- **WHAT IS NEEDED**: All lines featuring the string "Freight" are to be listed.

[start]

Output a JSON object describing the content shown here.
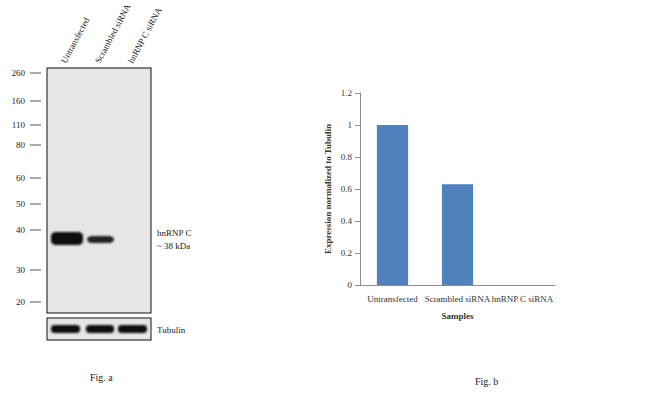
{
  "chart_data": {
    "type": "bar",
    "caption": "Fig. b",
    "categories": [
      "Untransfected",
      "Scrambled siRNA",
      "hnRNP C siRNA"
    ],
    "values": [
      1,
      0.63,
      0
    ],
    "color": "#4f81bd",
    "x_label": "Samples",
    "y_label": "Expression normalized to Tubulin",
    "ylim": [
      0,
      1.2
    ],
    "yticks": [
      0,
      0.2,
      0.4,
      0.6,
      0.8,
      1,
      1.2
    ],
    "grid": false
  },
  "blot": {
    "caption": "Fig. a",
    "lanes": [
      "Untransfected",
      "Scrambled siRNA",
      "hnRNP C siRNA"
    ],
    "markers": [
      260,
      160,
      110,
      80,
      60,
      50,
      40,
      30,
      20
    ],
    "target": "hnRNP C",
    "target_size": "~ 38 kDa",
    "loading_control": "Tubulin"
  }
}
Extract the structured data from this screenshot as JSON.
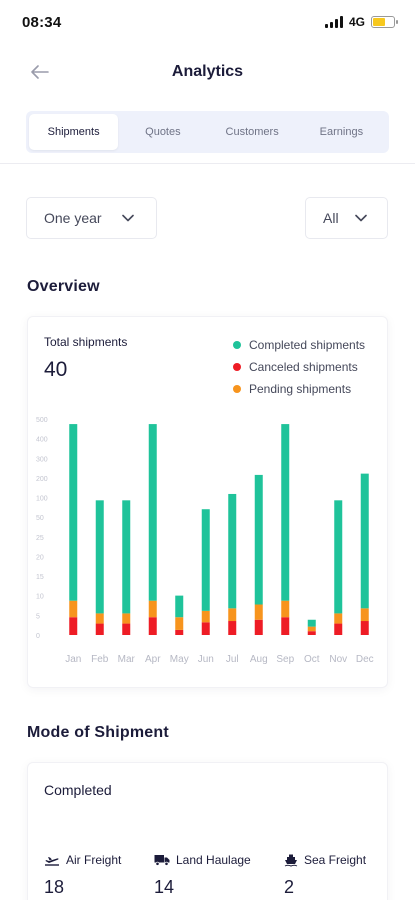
{
  "status": {
    "time": "08:34",
    "network": "4G"
  },
  "header": {
    "title": "Analytics"
  },
  "tabs": [
    {
      "label": "Shipments",
      "active": true
    },
    {
      "label": "Quotes",
      "active": false
    },
    {
      "label": "Customers",
      "active": false
    },
    {
      "label": "Earnings",
      "active": false
    }
  ],
  "filters": {
    "period": "One year",
    "scope": "All"
  },
  "overview": {
    "title": "Overview",
    "total_label": "Total shipments",
    "total_value": "40",
    "legend": [
      {
        "label": "Completed shipments",
        "color": "#1fc39a"
      },
      {
        "label": "Canceled shipments",
        "color": "#ee1c25"
      },
      {
        "label": "Pending shipments",
        "color": "#f7941d"
      }
    ]
  },
  "chart_data": {
    "type": "bar",
    "stacked": true,
    "categories": [
      "Jan",
      "Feb",
      "Mar",
      "Apr",
      "May",
      "Jun",
      "Jul",
      "Aug",
      "Sep",
      "Oct",
      "Nov",
      "Dec"
    ],
    "y_ticks": [
      "0",
      "5",
      "10",
      "15",
      "20",
      "25",
      "50",
      "100",
      "200",
      "300",
      "400",
      "500"
    ],
    "series": [
      {
        "name": "Canceled shipments",
        "color": "#ee1c25",
        "values": [
          7,
          4.5,
          4.5,
          7,
          2,
          5,
          5.5,
          6,
          7,
          1.5,
          4.5,
          5.5
        ]
      },
      {
        "name": "Pending shipments",
        "color": "#f7941d",
        "values": [
          6.5,
          4,
          4,
          6.5,
          5,
          4.5,
          5,
          6,
          6.5,
          1.8,
          4,
          5
        ]
      },
      {
        "name": "Completed shipments",
        "color": "#1fc39a",
        "values": [
          69.5,
          44.5,
          44.5,
          69.5,
          8.5,
          40,
          45,
          51,
          69.5,
          2.7,
          44.5,
          53
        ]
      }
    ]
  },
  "mode": {
    "title": "Mode of Shipment",
    "subtitle": "Completed",
    "items": [
      {
        "label": "Air Freight",
        "value": "18",
        "icon": "plane-icon"
      },
      {
        "label": "Land Haulage",
        "value": "14",
        "icon": "truck-icon"
      },
      {
        "label": "Sea Freight",
        "value": "2",
        "icon": "ship-icon"
      }
    ]
  }
}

[end]

- **EXPECTED ANSWER**:
        "label": "Air Freight",
        "label": "Sea Freight",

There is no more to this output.